* WHAT THE TASK ASKS *
Reproduce the material in full, unchanged.

[Begin DATASET]

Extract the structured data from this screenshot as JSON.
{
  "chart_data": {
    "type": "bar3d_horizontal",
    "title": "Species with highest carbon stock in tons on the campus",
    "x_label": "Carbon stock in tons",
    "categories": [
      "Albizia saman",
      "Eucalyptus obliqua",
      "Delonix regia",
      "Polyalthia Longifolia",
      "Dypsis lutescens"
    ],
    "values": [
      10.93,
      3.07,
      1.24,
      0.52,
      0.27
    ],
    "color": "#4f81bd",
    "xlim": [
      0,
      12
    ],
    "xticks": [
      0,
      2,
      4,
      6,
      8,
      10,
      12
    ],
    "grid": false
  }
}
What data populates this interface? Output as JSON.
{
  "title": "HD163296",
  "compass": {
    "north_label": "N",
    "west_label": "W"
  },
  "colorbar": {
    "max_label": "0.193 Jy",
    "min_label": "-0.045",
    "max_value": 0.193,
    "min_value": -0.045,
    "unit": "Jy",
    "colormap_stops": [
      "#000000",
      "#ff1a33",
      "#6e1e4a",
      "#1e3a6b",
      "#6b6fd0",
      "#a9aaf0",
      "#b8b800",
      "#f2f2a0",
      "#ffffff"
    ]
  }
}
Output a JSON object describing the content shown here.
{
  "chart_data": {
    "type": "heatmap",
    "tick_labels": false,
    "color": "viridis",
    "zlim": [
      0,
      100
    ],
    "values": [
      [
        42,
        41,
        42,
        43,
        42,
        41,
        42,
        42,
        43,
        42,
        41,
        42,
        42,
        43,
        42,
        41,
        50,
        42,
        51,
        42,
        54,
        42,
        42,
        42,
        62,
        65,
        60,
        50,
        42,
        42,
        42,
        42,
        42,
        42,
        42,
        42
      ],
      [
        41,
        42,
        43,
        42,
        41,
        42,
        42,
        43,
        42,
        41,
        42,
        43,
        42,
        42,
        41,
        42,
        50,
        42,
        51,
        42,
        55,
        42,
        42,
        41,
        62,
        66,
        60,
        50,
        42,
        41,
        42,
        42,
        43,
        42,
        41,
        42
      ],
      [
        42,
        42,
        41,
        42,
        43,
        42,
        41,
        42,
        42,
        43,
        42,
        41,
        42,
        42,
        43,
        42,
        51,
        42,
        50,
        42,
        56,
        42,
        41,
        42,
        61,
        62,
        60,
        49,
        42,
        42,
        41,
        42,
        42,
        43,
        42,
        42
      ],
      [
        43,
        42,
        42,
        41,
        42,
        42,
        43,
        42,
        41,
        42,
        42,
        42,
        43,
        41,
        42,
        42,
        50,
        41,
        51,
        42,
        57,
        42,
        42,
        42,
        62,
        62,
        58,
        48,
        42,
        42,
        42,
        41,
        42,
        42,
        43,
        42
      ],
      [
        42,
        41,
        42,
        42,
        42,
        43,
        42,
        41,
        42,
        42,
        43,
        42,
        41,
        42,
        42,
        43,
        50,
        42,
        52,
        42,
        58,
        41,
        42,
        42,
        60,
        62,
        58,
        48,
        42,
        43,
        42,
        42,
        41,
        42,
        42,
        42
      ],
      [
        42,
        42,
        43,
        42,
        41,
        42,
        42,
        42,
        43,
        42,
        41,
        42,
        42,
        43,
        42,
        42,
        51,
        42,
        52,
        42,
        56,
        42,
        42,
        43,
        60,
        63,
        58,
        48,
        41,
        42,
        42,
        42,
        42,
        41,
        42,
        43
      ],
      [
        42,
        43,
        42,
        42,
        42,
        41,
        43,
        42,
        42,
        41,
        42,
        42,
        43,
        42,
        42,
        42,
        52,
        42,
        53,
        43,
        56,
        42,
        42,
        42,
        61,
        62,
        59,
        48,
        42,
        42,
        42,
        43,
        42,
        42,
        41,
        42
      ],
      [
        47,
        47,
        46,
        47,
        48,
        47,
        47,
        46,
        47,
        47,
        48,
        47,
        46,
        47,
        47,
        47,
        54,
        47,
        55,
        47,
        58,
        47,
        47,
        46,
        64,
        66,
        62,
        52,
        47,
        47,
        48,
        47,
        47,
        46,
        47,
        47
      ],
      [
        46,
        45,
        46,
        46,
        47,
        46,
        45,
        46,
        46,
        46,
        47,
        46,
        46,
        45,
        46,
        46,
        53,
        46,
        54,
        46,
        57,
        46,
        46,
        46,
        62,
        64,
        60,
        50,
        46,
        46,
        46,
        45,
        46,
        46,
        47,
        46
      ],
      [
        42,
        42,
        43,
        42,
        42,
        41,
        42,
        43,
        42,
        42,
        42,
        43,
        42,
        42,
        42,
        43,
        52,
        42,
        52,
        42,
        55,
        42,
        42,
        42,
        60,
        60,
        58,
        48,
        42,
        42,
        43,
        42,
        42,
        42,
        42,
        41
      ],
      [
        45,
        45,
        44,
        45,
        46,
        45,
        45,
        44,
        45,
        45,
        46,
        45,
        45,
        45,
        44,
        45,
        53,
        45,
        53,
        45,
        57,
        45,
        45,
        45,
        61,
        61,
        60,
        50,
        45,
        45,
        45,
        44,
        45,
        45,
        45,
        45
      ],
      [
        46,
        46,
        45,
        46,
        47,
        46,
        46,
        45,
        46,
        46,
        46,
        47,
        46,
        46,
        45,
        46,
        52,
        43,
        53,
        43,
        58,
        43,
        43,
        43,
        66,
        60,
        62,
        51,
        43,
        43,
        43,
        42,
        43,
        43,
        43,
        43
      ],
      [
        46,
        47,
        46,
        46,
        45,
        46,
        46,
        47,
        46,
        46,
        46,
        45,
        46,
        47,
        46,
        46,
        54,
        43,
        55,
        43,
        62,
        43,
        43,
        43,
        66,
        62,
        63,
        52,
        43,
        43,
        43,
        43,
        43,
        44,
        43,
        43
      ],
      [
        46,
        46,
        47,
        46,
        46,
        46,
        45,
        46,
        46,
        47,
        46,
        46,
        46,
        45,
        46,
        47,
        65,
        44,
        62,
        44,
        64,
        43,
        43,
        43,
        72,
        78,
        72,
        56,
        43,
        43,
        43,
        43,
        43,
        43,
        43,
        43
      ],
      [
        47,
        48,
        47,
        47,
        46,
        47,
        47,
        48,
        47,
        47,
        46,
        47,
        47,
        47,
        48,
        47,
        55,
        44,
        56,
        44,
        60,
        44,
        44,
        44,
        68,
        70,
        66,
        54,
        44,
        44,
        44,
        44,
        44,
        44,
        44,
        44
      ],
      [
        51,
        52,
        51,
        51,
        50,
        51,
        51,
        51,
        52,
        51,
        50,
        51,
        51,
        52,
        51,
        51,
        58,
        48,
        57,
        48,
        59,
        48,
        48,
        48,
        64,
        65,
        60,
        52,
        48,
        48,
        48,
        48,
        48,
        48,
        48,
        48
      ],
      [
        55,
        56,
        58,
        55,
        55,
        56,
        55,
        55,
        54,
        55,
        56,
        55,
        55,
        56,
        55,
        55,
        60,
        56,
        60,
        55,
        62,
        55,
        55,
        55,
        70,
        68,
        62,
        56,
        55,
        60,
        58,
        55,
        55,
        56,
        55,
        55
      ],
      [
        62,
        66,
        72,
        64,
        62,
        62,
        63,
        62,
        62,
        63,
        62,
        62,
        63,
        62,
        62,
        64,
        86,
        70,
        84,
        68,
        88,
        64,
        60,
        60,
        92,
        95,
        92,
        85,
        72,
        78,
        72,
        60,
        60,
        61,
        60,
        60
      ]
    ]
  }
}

[End DATASET]

* RESPONSE *
Extract the structured data from this screenshot as JSON.
{
  "chart_data": {
    "type": "bar3d_horizontal",
    "title": "Species with highest carbon stock in tons on the campus",
    "x_label": "Carbon stock in tons",
    "categories": [
      "Albizia saman",
      "Eucalyptus obliqua",
      "Delonix regia",
      "Polyalthia Longifolia",
      "Dypsis lutescens"
    ],
    "values": [
      10.93,
      3.07,
      1.24,
      0.52,
      0.27
    ],
    "color": "#4f81bd",
    "xlim": [
      0,
      12
    ],
    "xticks": [
      0,
      2,
      4,
      6,
      8,
      10,
      12
    ],
    "grid": false
  }
}
What data populates this interface? Output as JSON.
{
  "title": "HD163296",
  "compass": {
    "north_label": "N",
    "west_label": "W"
  },
  "colorbar": {
    "max_label": "0.193 Jy",
    "min_label": "-0.045",
    "max_value": 0.193,
    "min_value": -0.045,
    "unit": "Jy",
    "colormap_stops": [
      "#000000",
      "#ff1a33",
      "#6e1e4a",
      "#1e3a6b",
      "#6b6fd0",
      "#a9aaf0",
      "#b8b800",
      "#f2f2a0",
      "#ffffff"
    ]
  }
}
Output a JSON object describing the content shown here.
{
  "chart_data": {
    "type": "heatmap",
    "tick_labels": false,
    "color": "viridis",
    "zlim": [
      0,
      100
    ],
    "values": [
      [
        42,
        41,
        42,
        43,
        42,
        41,
        42,
        42,
        43,
        42,
        41,
        42,
        42,
        43,
        42,
        41,
        50,
        42,
        51,
        42,
        54,
        42,
        42,
        42,
        62,
        65,
        60,
        50,
        42,
        42,
        42,
        42,
        42,
        42,
        42,
        42
      ],
      [
        41,
        42,
        43,
        42,
        41,
        42,
        42,
        43,
        42,
        41,
        42,
        43,
        42,
        42,
        41,
        42,
        50,
        42,
        51,
        42,
        55,
        42,
        42,
        41,
        62,
        66,
        60,
        50,
        42,
        41,
        42,
        42,
        43,
        42,
        41,
        42
      ],
      [
        42,
        42,
        41,
        42,
        43,
        42,
        41,
        42,
        42,
        43,
        42,
        41,
        42,
        42,
        43,
        42,
        51,
        42,
        50,
        42,
        56,
        42,
        41,
        42,
        61,
        62,
        60,
        49,
        42,
        42,
        41,
        42,
        42,
        43,
        42,
        42
      ],
      [
        43,
        42,
        42,
        41,
        42,
        42,
        43,
        42,
        41,
        42,
        42,
        42,
        43,
        41,
        42,
        42,
        50,
        41,
        51,
        42,
        57,
        42,
        42,
        42,
        62,
        62,
        58,
        48,
        42,
        42,
        42,
        41,
        42,
        42,
        43,
        42
      ],
      [
        42,
        41,
        42,
        42,
        42,
        43,
        42,
        41,
        42,
        42,
        43,
        42,
        41,
        42,
        42,
        43,
        50,
        42,
        52,
        42,
        58,
        41,
        42,
        42,
        60,
        62,
        58,
        48,
        42,
        43,
        42,
        42,
        41,
        42,
        42,
        42
      ],
      [
        42,
        42,
        43,
        42,
        41,
        42,
        42,
        42,
        43,
        42,
        41,
        42,
        42,
        43,
        42,
        42,
        51,
        42,
        52,
        42,
        56,
        42,
        42,
        43,
        60,
        63,
        58,
        48,
        41,
        42,
        42,
        42,
        42,
        41,
        42,
        43
      ],
      [
        42,
        43,
        42,
        42,
        42,
        41,
        43,
        42,
        42,
        41,
        42,
        42,
        43,
        42,
        42,
        42,
        52,
        42,
        53,
        43,
        56,
        42,
        42,
        42,
        61,
        62,
        59,
        48,
        42,
        42,
        42,
        43,
        42,
        42,
        41,
        42
      ],
      [
        47,
        47,
        46,
        47,
        48,
        47,
        47,
        46,
        47,
        47,
        48,
        47,
        46,
        47,
        47,
        47,
        54,
        47,
        55,
        47,
        58,
        47,
        47,
        46,
        64,
        66,
        62,
        52,
        47,
        47,
        48,
        47,
        47,
        46,
        47,
        47
      ],
      [
        46,
        45,
        46,
        46,
        47,
        46,
        45,
        46,
        46,
        46,
        47,
        46,
        46,
        45,
        46,
        46,
        53,
        46,
        54,
        46,
        57,
        46,
        46,
        46,
        62,
        64,
        60,
        50,
        46,
        46,
        46,
        45,
        46,
        46,
        47,
        46
      ],
      [
        42,
        42,
        43,
        42,
        42,
        41,
        42,
        43,
        42,
        42,
        42,
        43,
        42,
        42,
        42,
        43,
        52,
        42,
        52,
        42,
        55,
        42,
        42,
        42,
        60,
        60,
        58,
        48,
        42,
        42,
        43,
        42,
        42,
        42,
        42,
        41
      ],
      [
        45,
        45,
        44,
        45,
        46,
        45,
        45,
        44,
        45,
        45,
        46,
        45,
        45,
        45,
        44,
        45,
        53,
        45,
        53,
        45,
        57,
        45,
        45,
        45,
        61,
        61,
        60,
        50,
        45,
        45,
        45,
        44,
        45,
        45,
        45,
        45
      ],
      [
        46,
        46,
        45,
        46,
        47,
        46,
        46,
        45,
        46,
        46,
        46,
        47,
        46,
        46,
        45,
        46,
        52,
        43,
        53,
        43,
        58,
        43,
        43,
        43,
        66,
        60,
        62,
        51,
        43,
        43,
        43,
        42,
        43,
        43,
        43,
        43
      ],
      [
        46,
        47,
        46,
        46,
        45,
        46,
        46,
        47,
        46,
        46,
        46,
        45,
        46,
        47,
        46,
        46,
        54,
        43,
        55,
        43,
        62,
        43,
        43,
        43,
        66,
        62,
        63,
        52,
        43,
        43,
        43,
        43,
        43,
        44,
        43,
        43
      ],
      [
        46,
        46,
        47,
        46,
        46,
        46,
        45,
        46,
        46,
        47,
        46,
        46,
        46,
        45,
        46,
        47,
        65,
        44,
        62,
        44,
        64,
        43,
        43,
        43,
        72,
        78,
        72,
        56,
        43,
        43,
        43,
        43,
        43,
        43,
        43,
        43
      ],
      [
        47,
        48,
        47,
        47,
        46,
        47,
        47,
        48,
        47,
        47,
        46,
        47,
        47,
        47,
        48,
        47,
        55,
        44,
        56,
        44,
        60,
        44,
        44,
        44,
        68,
        70,
        66,
        54,
        44,
        44,
        44,
        44,
        44,
        44,
        44,
        44
      ],
      [
        51,
        52,
        51,
        51,
        50,
        51,
        51,
        51,
        52,
        51,
        50,
        51,
        51,
        52,
        51,
        51,
        58,
        48,
        57,
        48,
        59,
        48,
        48,
        48,
        64,
        65,
        60,
        52,
        48,
        48,
        48,
        48,
        48,
        48,
        48,
        48
      ],
      [
        55,
        56,
        58,
        55,
        55,
        56,
        55,
        55,
        54,
        55,
        56,
        55,
        55,
        56,
        55,
        55,
        60,
        56,
        60,
        55,
        62,
        55,
        55,
        55,
        70,
        68,
        62,
        56,
        55,
        60,
        58,
        55,
        55,
        56,
        55,
        55
      ],
      [
        62,
        66,
        72,
        64,
        62,
        62,
        63,
        62,
        62,
        63,
        62,
        62,
        63,
        62,
        62,
        64,
        86,
        70,
        84,
        68,
        88,
        64,
        60,
        60,
        92,
        95,
        92,
        85,
        72,
        78,
        72,
        60,
        60,
        61,
        60,
        60
      ]
    ]
  }
}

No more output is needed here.